*EXTRACTED RECORDS*:
- - -

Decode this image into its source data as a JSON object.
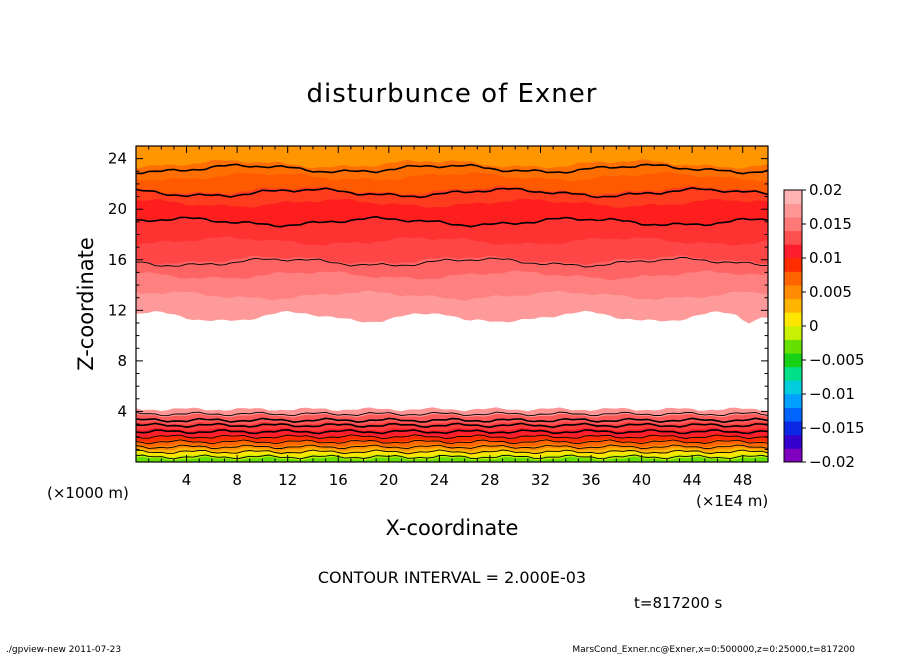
{
  "chart_data": {
    "type": "heatmap",
    "title": "disturbunce of Exner",
    "xlabel": "X-coordinate",
    "ylabel": "Z-coordinate",
    "x_unit": "(×1E4 m)",
    "y_unit": "(×1000 m)",
    "xlim": [
      0,
      50
    ],
    "ylim": [
      0,
      25
    ],
    "x_ticks": [
      "4",
      "8",
      "12",
      "16",
      "20",
      "24",
      "28",
      "32",
      "36",
      "40",
      "44",
      "48"
    ],
    "y_ticks": [
      "4",
      "8",
      "12",
      "16",
      "20",
      "24"
    ],
    "colorbar": {
      "range": [
        -0.02,
        0.02
      ],
      "labels": [
        "0.02",
        "0.015",
        "0.01",
        "0.005",
        "0",
        "−0.005",
        "−0.01",
        "−0.015",
        "−0.02"
      ],
      "colors": [
        "#7f00bf",
        "#3300cc",
        "#0a28e6",
        "#0064ff",
        "#00a0ff",
        "#00ccdd",
        "#00e08a",
        "#17d117",
        "#66e000",
        "#c8f000",
        "#ffe600",
        "#ffb400",
        "#ff8c00",
        "#ff6400",
        "#ff2d00",
        "#ff1e2d",
        "#ff5050",
        "#ff7878",
        "#ff9696",
        "#ffb4b4"
      ]
    },
    "bands": [
      {
        "from": 0.0,
        "to": 0.3,
        "color": "#66e000"
      },
      {
        "from": 0.3,
        "to": 0.55,
        "color": "#c8f000"
      },
      {
        "from": 0.55,
        "to": 0.8,
        "color": "#ffe600"
      },
      {
        "from": 0.8,
        "to": 1.05,
        "color": "#ffb400"
      },
      {
        "from": 1.05,
        "to": 1.35,
        "color": "#ff8c00"
      },
      {
        "from": 1.35,
        "to": 1.7,
        "color": "#ff6400"
      },
      {
        "from": 1.7,
        "to": 2.1,
        "color": "#ff2d00"
      },
      {
        "from": 2.1,
        "to": 2.6,
        "color": "#ff1e2d"
      },
      {
        "from": 2.6,
        "to": 3.1,
        "color": "#ff3c3c"
      },
      {
        "from": 3.1,
        "to": 3.7,
        "color": "#ff5a5a"
      },
      {
        "from": 3.7,
        "to": 4.2,
        "color": "#ff9696"
      },
      {
        "from": 4.2,
        "to": 11.5,
        "color": "#ffffff"
      },
      {
        "from": 11.5,
        "to": 13.2,
        "color": "#ff9a9a"
      },
      {
        "from": 13.2,
        "to": 14.8,
        "color": "#ff8080"
      },
      {
        "from": 14.8,
        "to": 16.0,
        "color": "#ff6464"
      },
      {
        "from": 16.0,
        "to": 17.5,
        "color": "#ff4646"
      },
      {
        "from": 17.5,
        "to": 19.0,
        "color": "#ff3232"
      },
      {
        "from": 19.0,
        "to": 20.5,
        "color": "#ff1e1e"
      },
      {
        "from": 20.5,
        "to": 21.5,
        "color": "#ff3c1e"
      },
      {
        "from": 21.5,
        "to": 22.6,
        "color": "#ff5a00"
      },
      {
        "from": 22.6,
        "to": 23.6,
        "color": "#ff6e00"
      },
      {
        "from": 23.6,
        "to": 25.0,
        "color": "#ff9600"
      }
    ],
    "contour_levels_z": [
      0.4,
      0.8,
      1.2,
      1.6,
      2.0,
      2.4,
      2.9,
      3.3,
      3.8,
      15.8,
      19.0,
      21.3,
      23.2
    ],
    "grid": false,
    "legend": "right colorbar"
  },
  "annotations": {
    "contour_interval": "CONTOUR INTERVAL = 2.000E-03",
    "time": "t=817200  s",
    "footer_left": "./gpview-new   2011-07-23",
    "footer_right": "MarsCond_Exner.nc@Exner,x=0:500000,z=0:25000,t=817200"
  }
}
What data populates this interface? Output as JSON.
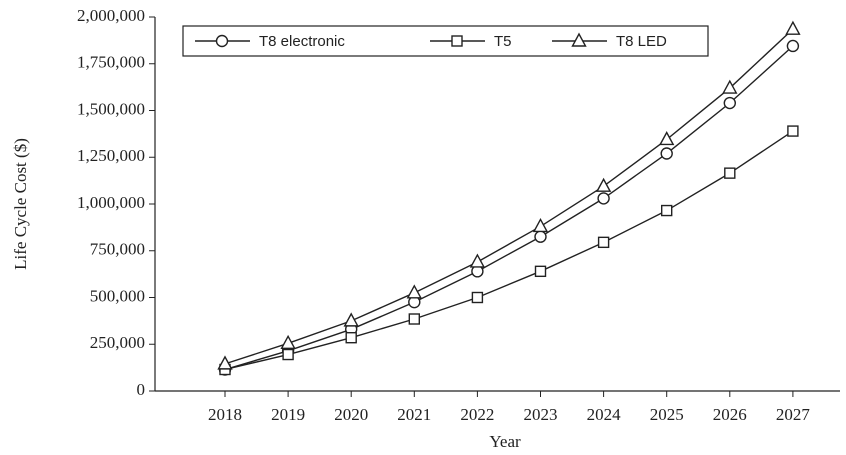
{
  "chart_data": {
    "type": "line",
    "y_label": "Life Cycle Cost ($)",
    "x_label": "Year",
    "categories": [
      "2018",
      "2019",
      "2020",
      "2021",
      "2022",
      "2023",
      "2024",
      "2025",
      "2026",
      "2027"
    ],
    "series": [
      {
        "name": "T8 electronic",
        "color": "#222222",
        "marker": "circle",
        "values": [
          115000,
          215000,
          330000,
          475000,
          640000,
          825000,
          1030000,
          1270000,
          1540000,
          1845000
        ]
      },
      {
        "name": "T5",
        "color": "#222222",
        "marker": "square",
        "values": [
          115000,
          195000,
          285000,
          385000,
          500000,
          640000,
          795000,
          965000,
          1165000,
          1390000
        ]
      },
      {
        "name": "T8 LED",
        "color": "#222222",
        "marker": "triangle",
        "values": [
          145000,
          255000,
          375000,
          525000,
          690000,
          880000,
          1095000,
          1345000,
          1620000,
          1935000
        ]
      }
    ],
    "ylim": [
      0,
      2000000
    ],
    "yticks": [
      0,
      {
        "value": 250000,
        "label": "250,000"
      },
      {
        "value": 500000,
        "label": "500,000"
      },
      {
        "value": 750000,
        "label": "750,000"
      },
      {
        "value": 1000000,
        "label": "1,000,000"
      },
      {
        "value": 1250000,
        "label": "1,250,000"
      },
      {
        "value": 1500000,
        "label": "1,500,000"
      },
      {
        "value": 1750000,
        "label": "1,750,000"
      },
      {
        "value": 2000000,
        "label": "2,000,000"
      }
    ],
    "legend": "upper left"
  }
}
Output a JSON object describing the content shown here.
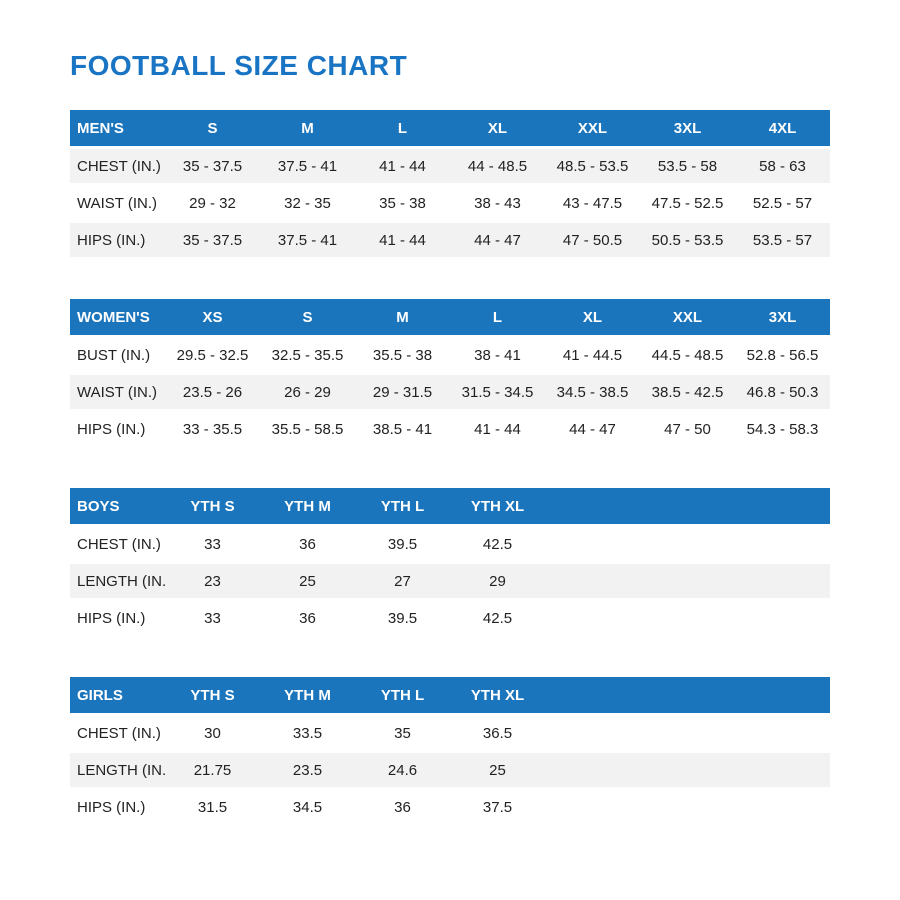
{
  "page": {
    "title": "FOOTBALL SIZE CHART"
  },
  "colors": {
    "title_blue": "#1a74c4",
    "header_blue": "#1b75bc",
    "stripe_gray": "#f2f2f3",
    "body_text": "#222222"
  },
  "tables": [
    {
      "id": "mens",
      "name": "mens-size-table",
      "header": [
        "MEN'S",
        "S",
        "M",
        "L",
        "XL",
        "XXL",
        "3XL",
        "4XL"
      ],
      "rows": [
        [
          "CHEST (IN.)",
          "35 - 37.5",
          "37.5 - 41",
          "41 - 44",
          "44 - 48.5",
          "48.5 - 53.5",
          "53.5 - 58",
          "58 - 63"
        ],
        [
          "WAIST (IN.)",
          "29 - 32",
          "32 - 35",
          "35 - 38",
          "38 - 43",
          "43 - 47.5",
          "47.5 - 52.5",
          "52.5 - 57"
        ],
        [
          "HIPS (IN.)",
          "35 - 37.5",
          "37.5 - 41",
          "41 - 44",
          "44 - 47",
          "47 - 50.5",
          "50.5 - 53.5",
          "53.5 - 57"
        ]
      ],
      "striped_rows": [
        0,
        2
      ]
    },
    {
      "id": "womens",
      "name": "womens-size-table",
      "header": [
        "WOMEN'S",
        "XS",
        "S",
        "M",
        "L",
        "XL",
        "XXL",
        "3XL"
      ],
      "rows": [
        [
          "BUST (IN.)",
          "29.5 - 32.5",
          "32.5 - 35.5",
          "35.5 - 38",
          "38 - 41",
          "41 - 44.5",
          "44.5 - 48.5",
          "52.8 - 56.5"
        ],
        [
          "WAIST (IN.)",
          "23.5 - 26",
          "26 - 29",
          "29 - 31.5",
          "31.5 - 34.5",
          "34.5 - 38.5",
          "38.5 - 42.5",
          "46.8 - 50.3"
        ],
        [
          "HIPS (IN.)",
          "33 - 35.5",
          "35.5 - 58.5",
          "38.5 - 41",
          "41 - 44",
          "44 - 47",
          "47 - 50",
          "54.3 - 58.3"
        ]
      ],
      "striped_rows": [
        1
      ]
    },
    {
      "id": "boys",
      "name": "boys-size-table",
      "header": [
        "BOYS",
        "YTH S",
        "YTH M",
        "YTH L",
        "YTH XL"
      ],
      "rows": [
        [
          "CHEST (IN.)",
          "33",
          "36",
          "39.5",
          "42.5"
        ],
        [
          "LENGTH (IN.)",
          "23",
          "25",
          "27",
          "29"
        ],
        [
          "HIPS (IN.)",
          "33",
          "36",
          "39.5",
          "42.5"
        ]
      ],
      "striped_rows": [
        1
      ]
    },
    {
      "id": "girls",
      "name": "girls-size-table",
      "header": [
        "GIRLS",
        "YTH S",
        "YTH M",
        "YTH L",
        "YTH XL"
      ],
      "rows": [
        [
          "CHEST (IN.)",
          "30",
          "33.5",
          "35",
          "36.5"
        ],
        [
          "LENGTH (IN.)",
          "21.75",
          "23.5",
          "24.6",
          "25"
        ],
        [
          "HIPS (IN.)",
          "31.5",
          "34.5",
          "36",
          "37.5"
        ]
      ],
      "striped_rows": [
        1
      ]
    }
  ]
}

- - -

*PROBLEM STATEMENT*: Looking at the records above, say how many lines hold the string "Exner". Write nothing but the number.

*PROBLEM SOLUTION*: 2